*Problem to solve:*
Could you convert every line of the items below into a JSON list of strings, one string per line, with blank lines dropped and the pictures left out?

*Element and region listings:*
— Begin —

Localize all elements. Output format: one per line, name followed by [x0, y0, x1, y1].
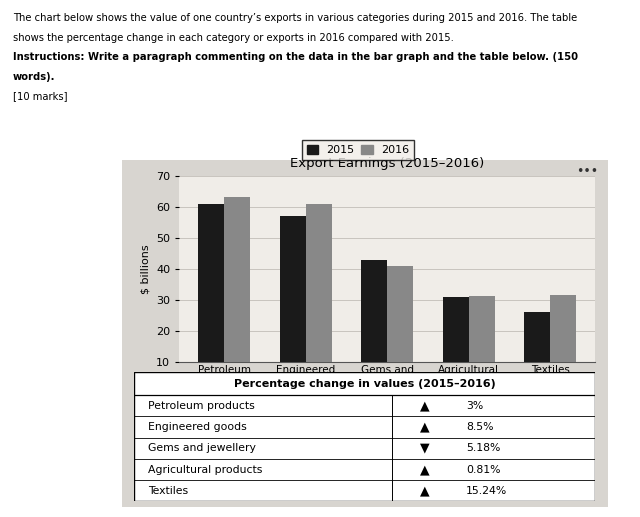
Text: shows the percentage change in each category or exports in 2016 compared with 20: shows the percentage change in each cate… [13, 33, 454, 42]
Text: Percentage change in values (2015–2016): Percentage change in values (2015–2016) [234, 378, 495, 389]
Bar [224, 197, 250, 393]
Text: ▼: ▼ [420, 442, 429, 454]
Bar [198, 204, 224, 393]
Text: 0.81%: 0.81% [466, 464, 500, 475]
Text: Petroleum products: Petroleum products [148, 401, 255, 410]
Legend: 2015, 2016: 2015, 2016 [302, 141, 414, 160]
Bar [550, 295, 576, 393]
Bar [361, 260, 387, 393]
Text: ▲: ▲ [420, 484, 429, 497]
Text: Agricultural products: Agricultural products [148, 464, 262, 475]
Text: [10 marks]: [10 marks] [13, 92, 67, 101]
Text: ▲: ▲ [420, 420, 429, 433]
Text: words).: words). [13, 72, 55, 82]
FancyBboxPatch shape [134, 372, 595, 501]
Text: 3%: 3% [466, 401, 483, 410]
Title: Export Earnings (2015–2016): Export Earnings (2015–2016) [290, 158, 484, 171]
Text: •••: ••• [576, 165, 598, 178]
Bar [468, 296, 495, 393]
Y-axis label: $ billions: $ billions [141, 244, 150, 294]
Text: 8.5%: 8.5% [466, 422, 493, 432]
Text: ▲: ▲ [420, 463, 429, 476]
Bar [387, 266, 413, 393]
Bar [306, 204, 332, 393]
Text: The chart below shows the value of one country’s exports in various categories d: The chart below shows the value of one c… [13, 13, 577, 23]
Text: 15.24%: 15.24% [466, 486, 508, 496]
Bar [524, 312, 550, 393]
Text: ▲: ▲ [420, 399, 429, 412]
Bar [280, 216, 306, 393]
Text: Gems and jewellery: Gems and jewellery [148, 443, 256, 453]
Text: Instructions: Write a paragraph commenting on the data in the bar graph and the : Instructions: Write a paragraph commenti… [13, 52, 578, 62]
Text: Engineered goods: Engineered goods [148, 422, 247, 432]
Text: Textiles: Textiles [148, 486, 188, 496]
Bar [443, 297, 468, 393]
Text: 5.18%: 5.18% [466, 443, 500, 453]
X-axis label: Product Category: Product Category [329, 394, 445, 407]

— End —

*Completed task:*
[
  "Localize all elements. Output format: one per line, name followed by [x0, y0, x1, y1].",
  "Text: shows the percentage change in each category or exports in 2016 compared with 20: shows the percentage change in each cate… [13, 33, 454, 42]",
  "Text: Percentage change in values (2015–2016): Percentage change in values (2015–2016) [234, 378, 495, 389]",
  "Bar [224, 197, 250, 393]",
  "Text: ▼: ▼ [420, 442, 429, 454]",
  "Bar [198, 204, 224, 393]",
  "Text: 0.81%: 0.81% [466, 464, 500, 475]",
  "Text: Petroleum products: Petroleum products [148, 401, 255, 410]",
  "Legend: 2015, 2016: 2015, 2016 [302, 141, 414, 160]",
  "Bar [550, 295, 576, 393]",
  "Bar [361, 260, 387, 393]",
  "Text: ▲: ▲ [420, 484, 429, 497]",
  "Text: Agricultural products: Agricultural products [148, 464, 262, 475]",
  "Text: [10 marks]: [10 marks] [13, 92, 67, 101]",
  "Text: ▲: ▲ [420, 420, 429, 433]",
  "Text: words).: words). [13, 72, 55, 82]",
  "FancyBboxPatch shape [134, 372, 595, 501]",
  "Text: 3%: 3% [466, 401, 483, 410]",
  "Title: Export Earnings (2015–2016): Export Earnings (2015–2016) [290, 158, 484, 171]",
  "Text: •••: ••• [576, 165, 598, 178]",
  "Bar [468, 296, 495, 393]",
  "Y-axis label: $ billions: $ billions [141, 244, 150, 294]",
  "Text: 8.5%: 8.5% [466, 422, 493, 432]",
  "Text: ▲: ▲ [420, 463, 429, 476]",
  "Bar [387, 266, 413, 393]",
  "Bar [306, 204, 332, 393]",
  "Text: The chart below shows the value of one country’s exports in various categories d: The chart below shows the value of one c… [13, 13, 577, 23]",
  "Text: 15.24%: 15.24% [466, 486, 508, 496]",
  "Bar [524, 312, 550, 393]",
  "Text: ▲: ▲ [420, 399, 429, 412]",
  "Bar [280, 216, 306, 393]",
  "Text: Gems and jewellery: Gems and jewellery [148, 443, 256, 453]",
  "Text: Instructions: Write a paragraph commenting on the data in the bar graph and the : Instructions: Write a paragraph commenti… [13, 52, 578, 62]",
  "Text: Engineered goods: Engineered goods [148, 422, 247, 432]",
  "Text: Textiles: Textiles [148, 486, 188, 496]",
  "Bar [443, 297, 468, 393]",
  "Text: 5.18%: 5.18% [466, 443, 500, 453]",
  "X-axis label: Product Category: Product Category [329, 394, 445, 407]"
]